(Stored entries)
────────────────────────────────────────
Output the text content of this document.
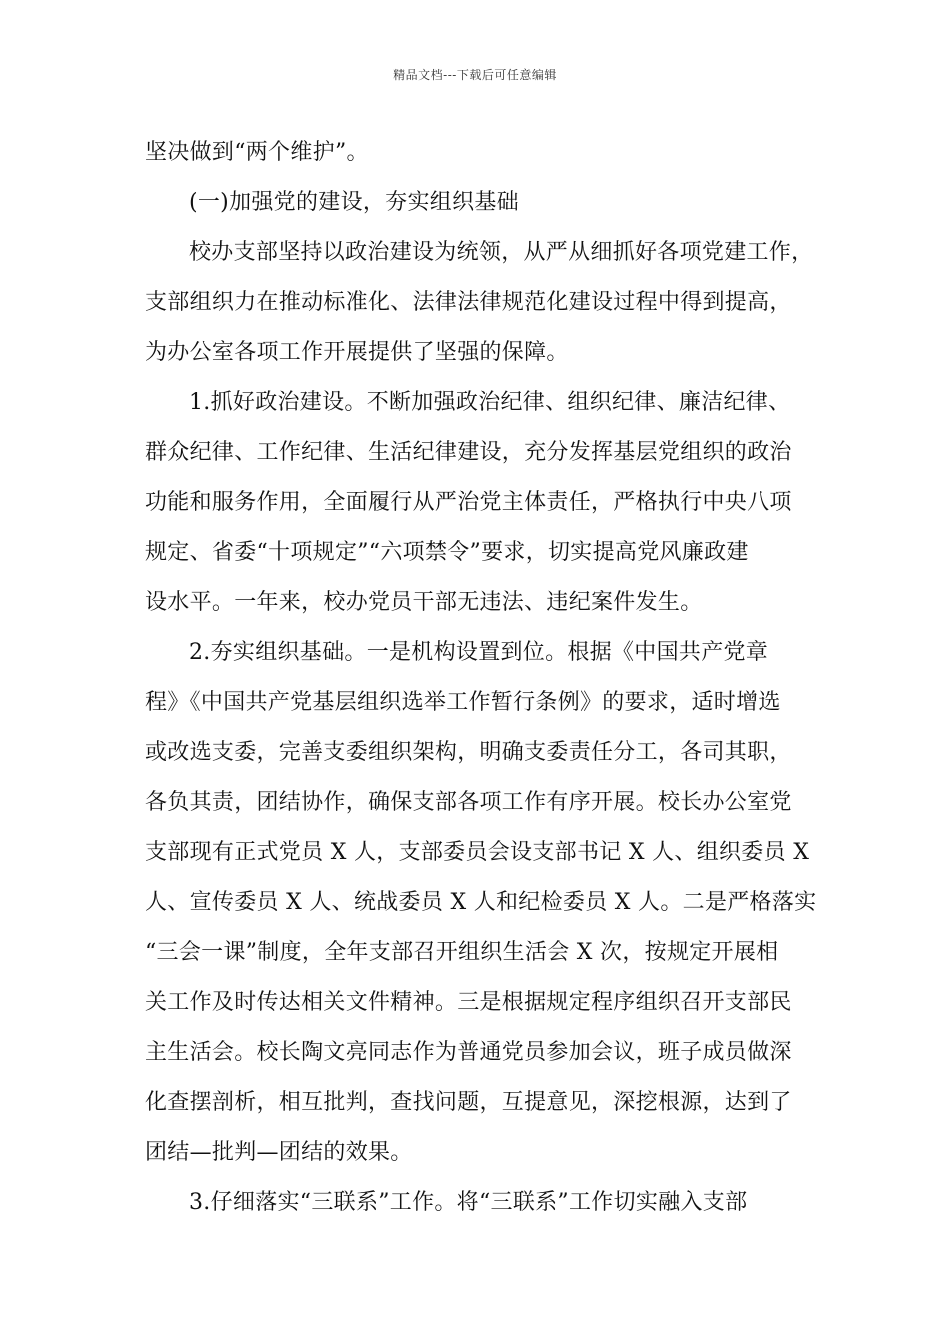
精品文档---下载后可任意编辑
坚决做到“两个维护”。
(一)加强党的建设，夯实组织基础
校办支部坚持以政治建设为统领，从严从细抓好各项党建工作，
支部组织力在推动标准化、法律法律规范化建设过程中得到提高，
为办公室各项工作开展提供了坚强的保障。
1.抓好政治建设。不断加强政治纪律、组织纪律、廉洁纪律、
群众纪律、工作纪律、生活纪律建设，充分发挥基层党组织的政治
功能和服务作用，全面履行从严治党主体责任，严格执行中央八项
规定、省委“十项规定”“六项禁令”要求，切实提高党风廉政建
设水平。一年来，校办党员干部无违法、违纪案件发生。
2.夯实组织基础。一是机构设置到位。根据《中国共产党章
程》《中国共产党基层组织选举工作暂行条例》的要求，适时增选
或改选支委，完善支委组织架构，明确支委责任分工，各司其职，
各负其责，团结协作，确保支部各项工作有序开展。校长办公室党
支部现有正式党员 X 人，支部委员会设支部书记 X 人、组织委员 X
人、宣传委员 X 人、统战委员 X 人和纪检委员 X 人。二是严格落实
“三会一课”制度，全年支部召开组织生活会 X 次，按规定开展相
关工作及时传达相关文件精神。三是根据规定程序组织召开支部民
主生活会。校长陶文亮同志作为普通党员参加会议，班子成员做深
化查摆剖析，相互批判，查找问题，互提意见，深挖根源，达到了
团结—批判—团结的效果。
3.仔细落实“三联系”工作。将“三联系”工作切实融入支部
────────────────────────────────────────
• _TASK PROMPT_
Copy all the data exactly as written, but skip any picture.

• _RESULT_
Output the text content of this document.
精品文档---下载后可任意编辑
坚决做到“两个维护”。
(一)加强党的建设，夯实组织基础
校办支部坚持以政治建设为统领，从严从细抓好各项党建工作，
支部组织力在推动标准化、法律法律规范化建设过程中得到提高，
为办公室各项工作开展提供了坚强的保障。
1.抓好政治建设。不断加强政治纪律、组织纪律、廉洁纪律、
群众纪律、工作纪律、生活纪律建设，充分发挥基层党组织的政治
功能和服务作用，全面履行从严治党主体责任，严格执行中央八项
规定、省委“十项规定”“六项禁令”要求，切实提高党风廉政建
设水平。一年来，校办党员干部无违法、违纪案件发生。
2.夯实组织基础。一是机构设置到位。根据《中国共产党章
程》《中国共产党基层组织选举工作暂行条例》的要求，适时增选
或改选支委，完善支委组织架构，明确支委责任分工，各司其职，
各负其责，团结协作，确保支部各项工作有序开展。校长办公室党
支部现有正式党员 X 人，支部委员会设支部书记 X 人、组织委员 X
人、宣传委员 X 人、统战委员 X 人和纪检委员 X 人。二是严格落实
“三会一课”制度，全年支部召开组织生活会 X 次，按规定开展相
关工作及时传达相关文件精神。三是根据规定程序组织召开支部民
主生活会。校长陶文亮同志作为普通党员参加会议，班子成员做深
化查摆剖析，相互批判，查找问题，互提意见，深挖根源，达到了
团结—批判—团结的效果。
3.仔细落实“三联系”工作。将“三联系”工作切实融入支部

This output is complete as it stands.